EXCERPT:

╭──

Lately because of Emily Books I’ve been trying to anatomize my own taste. It’s not that I have to figure out why I like the things I do but it would probably be helpful to understand my impulses as I try again and again to explain what these books do that’s different from what other books do. (You know: “branding.”) To market Emily Books, in emails and blog posts and interviews, I’ve used words like “gross” “kinky” “transgressive” “feminist” “weird” “strange” “fascinating” “riveting” “first-person” “autobiographical fiction,” “weird sex” “sexual weirdness” “queer” “mind-blowing” “consciousness-shifting” “druggy” ”outsider art” “documentary” “druglike” “life-changing” “funny” “hilarious” “oddball” “lesbian” et cetera. All of these words apply but none of them really convey what I mean.
I read a blog post over the weekend that reminded me about the idea of a continuum that connects all the different writing that I like. The reason the blog post triggered this obsession was that I felt like the writer either didn’t know her work was part of a tradition or was willfully feigning ignorance of that tradition. I want to locate her story in a tradition because for years I didn’t understand that my own writing was part of a tradition. Maybe a name exists in literary theory but outside academia there is not a mainstream accepted satisfying name for this tradition. But there are exemplars of it and I want to force the world to read their books, so I have to figure out what this tradition encompasses and what to call it.

╰──

RECORD EXTRACTS:

╭──

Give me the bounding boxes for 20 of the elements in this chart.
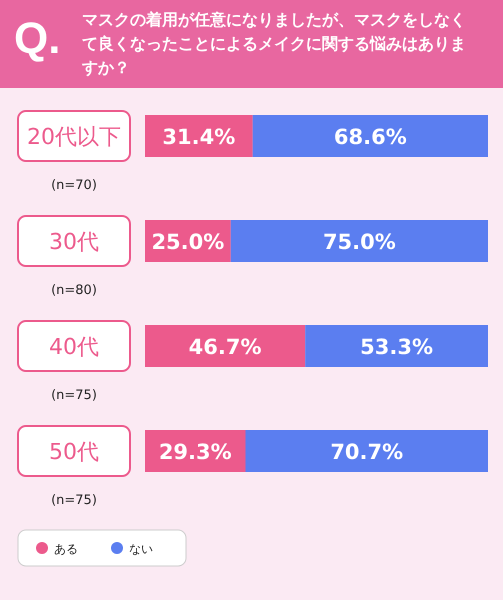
y-tick-label: 20代以下 — [27, 125, 121, 150]
annotation: (n=75) — [51, 493, 97, 508]
annotation: (n=70) — [51, 178, 97, 193]
data-label: 31.4% — [162, 125, 236, 149]
annotation: (n=80) — [51, 283, 97, 298]
legend-label: ない — [129, 542, 153, 556]
data-label: 53.3% — [360, 335, 434, 359]
y-tick-label: 30代 — [49, 230, 99, 255]
annotation: (n=75) — [51, 388, 97, 403]
data-label: 68.6% — [334, 125, 407, 149]
y-tick-label: 50代 — [49, 440, 99, 465]
data-label: 46.7% — [188, 335, 262, 359]
data-label: 25.0% — [151, 230, 224, 254]
annotation: Q. — [14, 14, 60, 64]
data-label: 70.7% — [330, 440, 404, 464]
y-tick-label: 40代 — [49, 335, 99, 360]
data-label: 75.0% — [322, 230, 396, 254]
legend-label: ある — [54, 542, 78, 556]
data-label: 29.3% — [158, 440, 232, 464]
title: マスクの着用が任意になりましたが、マスクをしなくて良くなったことによるメイクに関する悩みはありますか？ — [82, 9, 467, 79]
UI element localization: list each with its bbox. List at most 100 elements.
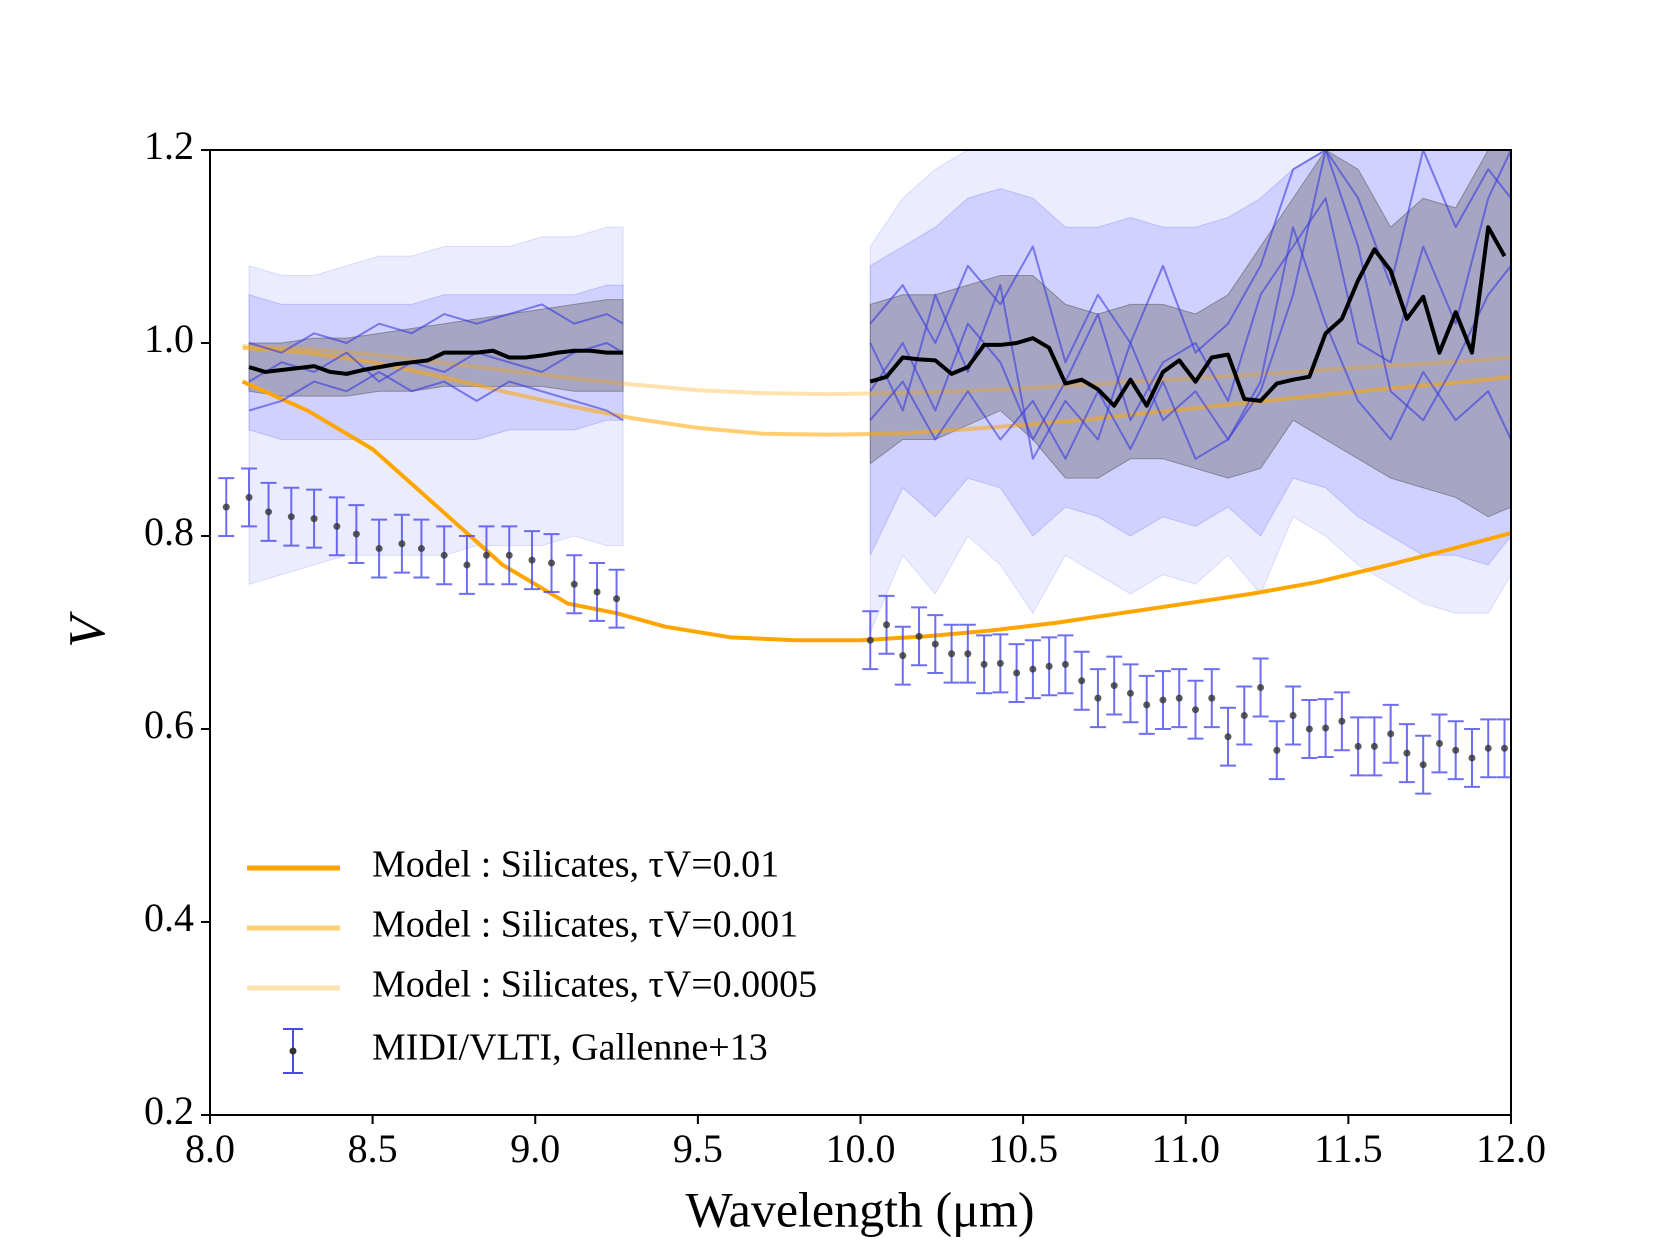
data-point	[287, 513, 295, 521]
data-point	[1468, 754, 1476, 762]
error-bar	[1366, 716, 1383, 777]
y-tick-label: 0.4	[144, 895, 194, 940]
error-bar	[1236, 685, 1253, 746]
data-point	[1143, 701, 1151, 709]
data-point	[1094, 694, 1102, 702]
error-bar	[523, 530, 540, 591]
y-tick-label: 0.8	[144, 509, 194, 554]
band	[869, 150, 1511, 566]
data-point	[265, 508, 273, 516]
data-point	[310, 515, 318, 523]
data-point	[505, 551, 513, 559]
data-point	[866, 636, 874, 644]
x-tick-label: 11.5	[1314, 1126, 1383, 1171]
data-point	[1175, 694, 1183, 702]
error-bar	[393, 513, 410, 574]
error-bar	[543, 533, 560, 593]
error-bar	[976, 634, 993, 695]
legend-swatch	[289, 1047, 297, 1055]
error-bar	[348, 504, 365, 565]
error-bar	[413, 518, 430, 579]
sample-line	[869, 226, 1511, 460]
data-point	[245, 493, 253, 501]
error-bar	[1106, 655, 1123, 716]
data-point	[931, 640, 939, 648]
x-tick-label: 11.0	[1151, 1126, 1220, 1171]
error-bar	[1496, 718, 1511, 779]
data-point	[1013, 669, 1021, 677]
error-bar	[1415, 734, 1432, 795]
data-point	[1029, 665, 1037, 673]
data-point	[375, 545, 383, 553]
data-point	[398, 540, 406, 548]
data-point	[593, 588, 601, 596]
sample-line	[869, 150, 1511, 460]
x-tick-label: 8.0	[185, 1126, 235, 1171]
error-bar	[218, 477, 235, 537]
error-bar	[566, 554, 583, 615]
data-point	[1192, 706, 1200, 714]
data-point	[528, 556, 536, 564]
sample-line	[248, 370, 624, 422]
error-bar	[1317, 698, 1334, 758]
error-bar	[1350, 716, 1367, 777]
error-bar	[1138, 674, 1155, 735]
data-point	[1370, 742, 1378, 750]
error-bar	[1024, 639, 1041, 700]
data-point	[1419, 761, 1427, 769]
error-bar	[306, 488, 323, 549]
data-point	[899, 652, 907, 660]
data-point	[996, 659, 1004, 667]
error-bar	[1252, 657, 1269, 718]
error-bar	[959, 623, 976, 684]
sample-line	[869, 150, 1511, 441]
sample-line	[869, 150, 1511, 364]
error-bar	[1154, 670, 1171, 730]
band	[869, 150, 1511, 633]
error-bar	[1431, 713, 1448, 774]
error-bar	[501, 525, 518, 586]
band	[248, 226, 624, 585]
model-line	[241, 379, 1511, 643]
axes: 8.0 8.5 9.0 9.5 10.0 10.5 11.0 11.5 12.0 0.2 0.4 0.…	[144, 123, 1546, 1171]
data-point	[948, 650, 956, 658]
error-bar	[1382, 703, 1399, 764]
y-tick-label: 1.2	[144, 123, 194, 168]
x-axis-label: Wavelength (μm)	[685, 1181, 1034, 1237]
legend: Model : Silicates, τV=0.01 Model : Silica…	[247, 844, 817, 1074]
error-bar	[260, 481, 277, 542]
data-point	[915, 632, 923, 640]
data-point	[1322, 724, 1330, 732]
band	[248, 284, 624, 440]
y-axis-label: V	[59, 611, 116, 648]
data-point	[1110, 682, 1118, 690]
data-point	[1224, 733, 1232, 741]
legend-label: MIDI/VLTI, Gallenne+13	[372, 1027, 768, 1069]
x-tick-label: 9.5	[673, 1126, 723, 1171]
error-bar	[911, 606, 928, 667]
error-bar	[943, 623, 960, 684]
data-point	[1240, 711, 1248, 719]
data-point	[222, 503, 230, 511]
legend-label: Model : Silicates, τV=0.0005	[372, 964, 817, 1006]
error-bar	[436, 525, 453, 586]
data-point	[980, 660, 988, 668]
data-point	[883, 621, 891, 629]
error-bar	[1480, 718, 1497, 779]
error-bar	[608, 568, 625, 629]
data-point	[1354, 742, 1362, 750]
legend-label: Model : Silicates, τV=0.001	[372, 904, 798, 946]
error-bar	[283, 486, 300, 547]
data-point	[482, 551, 490, 559]
error-bar	[1398, 723, 1415, 784]
data-point	[1273, 746, 1281, 754]
y-tick-label: 1.0	[144, 316, 194, 361]
error-bar	[589, 562, 606, 622]
data-point	[1061, 660, 1069, 668]
data-point	[1159, 696, 1167, 704]
data-point	[440, 551, 448, 559]
sample-line	[248, 303, 624, 354]
data-point	[1208, 694, 1216, 702]
legend-label: Model : Silicates, τV=0.01	[372, 844, 779, 886]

╰──

YOUR TASKS:
[1] Translate this sentence from the Emily Books post into Spanish: "All of these words apply but none of them really convey what I mean."
[2] Return the stretch of the Emily Books post from "Lately because of" through "what I mean.", copied word for word.

TASK-BY-TASK ANSWERS:
[1] Todas estas palabras se aplican, pero ninguna transmite realmente lo que quiero decir.

[2]
Lately because of Emily Books I’ve been trying to anatomize my own taste. It’s not that I have to figure out why I like the things I do but it would probably be helpful to understand my impulses as I try again and again to explain what these books do that’s different from what other books do. (You know: “branding.”) To market Emily Books, in emails and blog posts and interviews, I’ve used words like “gross” “kinky” “transgressive” “feminist” “weird” “strange” “fascinating” “riveting” “first-person” “autobiographical fiction,” “weird sex” “sexual weirdness” “queer” “mind-blowing” “consciousness-shifting” “druggy” ”outsider art” “documentary” “druglike” “life-changing” “funny” “hilarious” “oddball” “lesbian” et cetera. All of these words apply but none of them really convey what I mean.